§ **EXERCISE OBJECTIVE**: Please give the listing again in its entirety, exactly as written.

§ **SUPPLIED MATERIAL**:

------

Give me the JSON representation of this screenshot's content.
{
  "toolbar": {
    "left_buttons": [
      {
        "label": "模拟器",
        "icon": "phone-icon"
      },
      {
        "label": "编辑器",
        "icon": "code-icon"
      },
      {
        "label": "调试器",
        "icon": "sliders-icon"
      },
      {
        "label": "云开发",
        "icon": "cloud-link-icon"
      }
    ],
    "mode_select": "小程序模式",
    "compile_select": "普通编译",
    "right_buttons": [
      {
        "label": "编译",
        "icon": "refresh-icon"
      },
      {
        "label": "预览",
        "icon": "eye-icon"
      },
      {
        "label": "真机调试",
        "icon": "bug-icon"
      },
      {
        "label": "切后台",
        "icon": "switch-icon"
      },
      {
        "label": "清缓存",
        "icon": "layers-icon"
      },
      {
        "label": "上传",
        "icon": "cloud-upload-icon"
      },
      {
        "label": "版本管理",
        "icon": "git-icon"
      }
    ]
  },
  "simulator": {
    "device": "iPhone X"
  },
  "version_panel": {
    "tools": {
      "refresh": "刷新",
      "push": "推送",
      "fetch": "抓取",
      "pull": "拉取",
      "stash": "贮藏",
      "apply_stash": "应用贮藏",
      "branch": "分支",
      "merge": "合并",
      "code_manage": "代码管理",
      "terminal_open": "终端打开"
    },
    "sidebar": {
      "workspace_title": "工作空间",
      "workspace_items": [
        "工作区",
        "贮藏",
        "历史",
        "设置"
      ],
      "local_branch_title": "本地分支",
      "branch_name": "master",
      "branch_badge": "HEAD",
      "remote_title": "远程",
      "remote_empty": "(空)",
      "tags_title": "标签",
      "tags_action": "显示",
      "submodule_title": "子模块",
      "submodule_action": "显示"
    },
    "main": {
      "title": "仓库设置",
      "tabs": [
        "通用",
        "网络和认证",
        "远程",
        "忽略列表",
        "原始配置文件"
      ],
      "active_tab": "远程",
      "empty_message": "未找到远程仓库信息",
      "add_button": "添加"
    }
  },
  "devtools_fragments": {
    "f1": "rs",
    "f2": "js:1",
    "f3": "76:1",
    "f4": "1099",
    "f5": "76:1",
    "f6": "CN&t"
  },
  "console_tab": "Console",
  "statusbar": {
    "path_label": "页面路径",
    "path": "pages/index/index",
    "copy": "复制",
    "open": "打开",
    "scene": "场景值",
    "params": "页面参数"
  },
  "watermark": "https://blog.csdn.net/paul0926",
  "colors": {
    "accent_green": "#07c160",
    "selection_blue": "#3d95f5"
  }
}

------

§ **SOLUTION**:
Give me the JSON representation of this screenshot's content.
{
  "toolbar": {
    "left_buttons": [
      {
        "label": "模拟器",
        "icon": "phone-icon"
      },
      {
        "label": "编辑器",
        "icon": "code-icon"
      },
      {
        "label": "调试器",
        "icon": "sliders-icon"
      },
      {
        "label": "云开发",
        "icon": "cloud-link-icon"
      }
    ],
    "mode_select": "小程序模式",
    "compile_select": "普通编译",
    "right_buttons": [
      {
        "label": "编译",
        "icon": "refresh-icon"
      },
      {
        "label": "预览",
        "icon": "eye-icon"
      },
      {
        "label": "真机调试",
        "icon": "bug-icon"
      },
      {
        "label": "切后台",
        "icon": "switch-icon"
      },
      {
        "label": "清缓存",
        "icon": "layers-icon"
      },
      {
        "label": "上传",
        "icon": "cloud-upload-icon"
      },
      {
        "label": "版本管理",
        "icon": "git-icon"
      }
    ]
  },
  "simulator": {
    "device": "iPhone X"
  },
  "version_panel": {
    "tools": {
      "refresh": "刷新",
      "push": "推送",
      "fetch": "抓取",
      "pull": "拉取",
      "stash": "贮藏",
      "apply_stash": "应用贮藏",
      "branch": "分支",
      "merge": "合并",
      "code_manage": "代码管理",
      "terminal_open": "终端打开"
    },
    "sidebar": {
      "workspace_title": "工作空间",
      "workspace_items": [
        "工作区",
        "贮藏",
        "历史",
        "设置"
      ],
      "local_branch_title": "本地分支",
      "branch_name": "master",
      "branch_badge": "HEAD",
      "remote_title": "远程",
      "remote_empty": "(空)",
      "tags_title": "标签",
      "tags_action": "显示",
      "submodule_title": "子模块",
      "submodule_action": "显示"
    },
    "main": {
      "title": "仓库设置",
      "tabs": [
        "通用",
        "网络和认证",
        "远程",
        "忽略列表",
        "原始配置文件"
      ],
      "active_tab": "远程",
      "empty_message": "未找到远程仓库信息",
      "add_button": "添加"
    }
  },
  "devtools_fragments": {
    "f1": "rs",
    "f2": "js:1",
    "f3": "76:1",
    "f4": "1099",
    "f5": "76:1",
    "f6": "CN&t"
  },
  "console_tab": "Console",
  "statusbar": {
    "path_label": "页面路径",
    "path": "pages/index/index",
    "copy": "复制",
    "open": "打开",
    "scene": "场景值",
    "params": "页面参数"
  },
  "watermark": "https://blog.csdn.net/paul0926",
  "colors": {
    "accent_green": "#07c160",
    "selection_blue": "#3d95f5"
  }
}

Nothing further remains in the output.